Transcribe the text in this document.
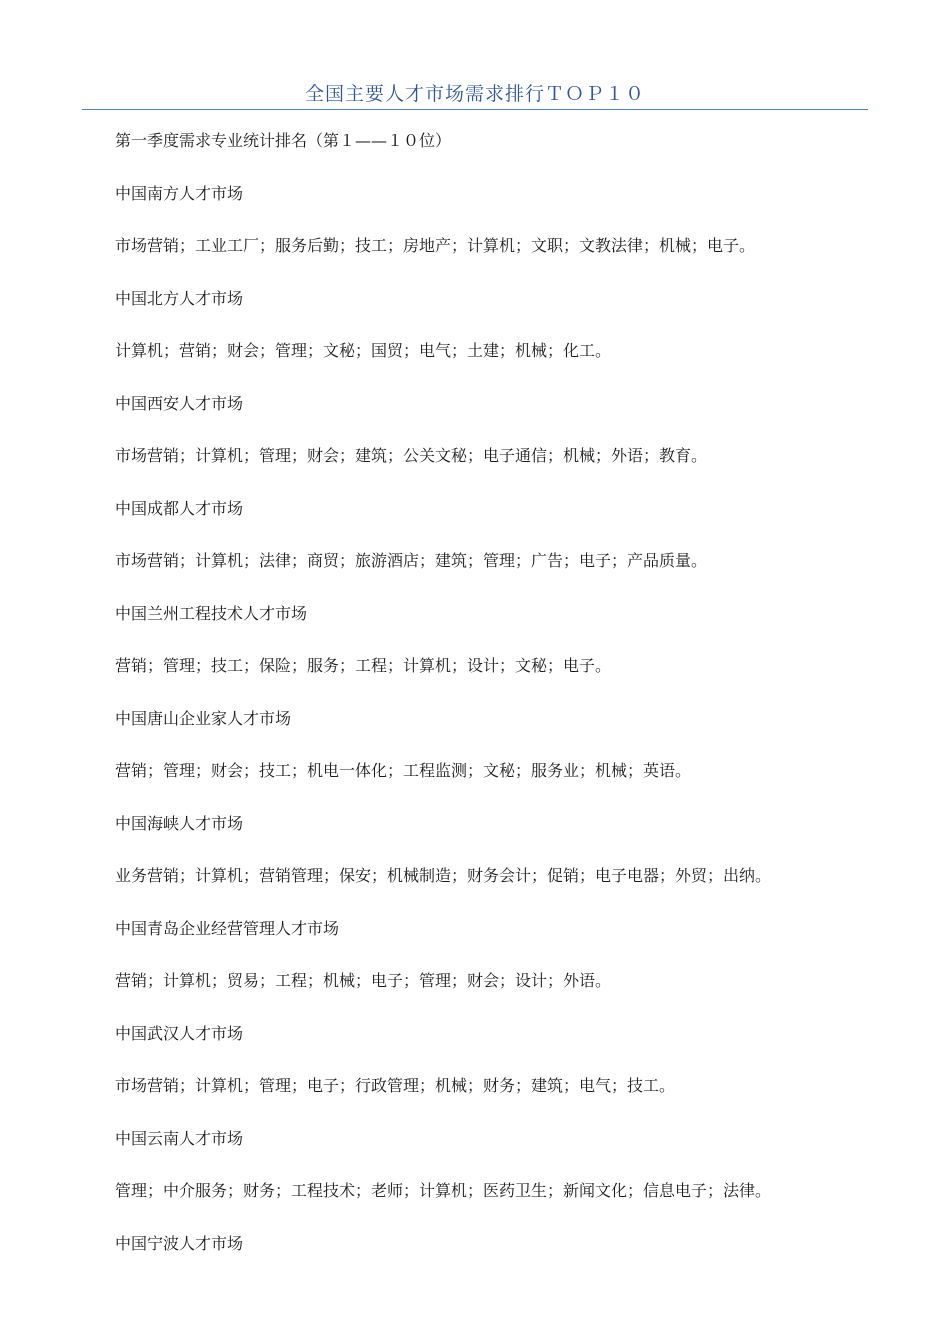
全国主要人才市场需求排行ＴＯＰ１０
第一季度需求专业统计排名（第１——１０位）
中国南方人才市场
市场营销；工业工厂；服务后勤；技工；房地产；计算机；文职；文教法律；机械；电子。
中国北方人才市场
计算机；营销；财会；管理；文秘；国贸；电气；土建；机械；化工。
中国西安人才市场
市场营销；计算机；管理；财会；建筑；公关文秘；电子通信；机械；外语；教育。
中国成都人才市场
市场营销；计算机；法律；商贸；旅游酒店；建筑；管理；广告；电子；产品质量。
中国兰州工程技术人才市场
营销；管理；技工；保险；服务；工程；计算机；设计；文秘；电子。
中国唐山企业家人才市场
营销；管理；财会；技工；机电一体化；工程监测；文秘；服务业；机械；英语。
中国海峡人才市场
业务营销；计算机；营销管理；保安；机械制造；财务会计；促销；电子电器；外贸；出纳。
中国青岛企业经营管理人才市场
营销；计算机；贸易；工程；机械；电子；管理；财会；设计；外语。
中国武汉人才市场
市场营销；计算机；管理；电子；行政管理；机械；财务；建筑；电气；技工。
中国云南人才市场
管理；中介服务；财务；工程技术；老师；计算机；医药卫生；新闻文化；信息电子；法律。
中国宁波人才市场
——————
Give every line above again exactly, with no pictures.

## Finished answer:
Transcribe the text in this document.
全国主要人才市场需求排行ＴＯＰ１０
第一季度需求专业统计排名（第１——１０位）
中国南方人才市场
市场营销；工业工厂；服务后勤；技工；房地产；计算机；文职；文教法律；机械；电子。
中国北方人才市场
计算机；营销；财会；管理；文秘；国贸；电气；土建；机械；化工。
中国西安人才市场
市场营销；计算机；管理；财会；建筑；公关文秘；电子通信；机械；外语；教育。
中国成都人才市场
市场营销；计算机；法律；商贸；旅游酒店；建筑；管理；广告；电子；产品质量。
中国兰州工程技术人才市场
营销；管理；技工；保险；服务；工程；计算机；设计；文秘；电子。
中国唐山企业家人才市场
营销；管理；财会；技工；机电一体化；工程监测；文秘；服务业；机械；英语。
中国海峡人才市场
业务营销；计算机；营销管理；保安；机械制造；财务会计；促销；电子电器；外贸；出纳。
中国青岛企业经营管理人才市场
营销；计算机；贸易；工程；机械；电子；管理；财会；设计；外语。
中国武汉人才市场
市场营销；计算机；管理；电子；行政管理；机械；财务；建筑；电气；技工。
中国云南人才市场
管理；中介服务；财务；工程技术；老师；计算机；医药卫生；新闻文化；信息电子；法律。
中国宁波人才市场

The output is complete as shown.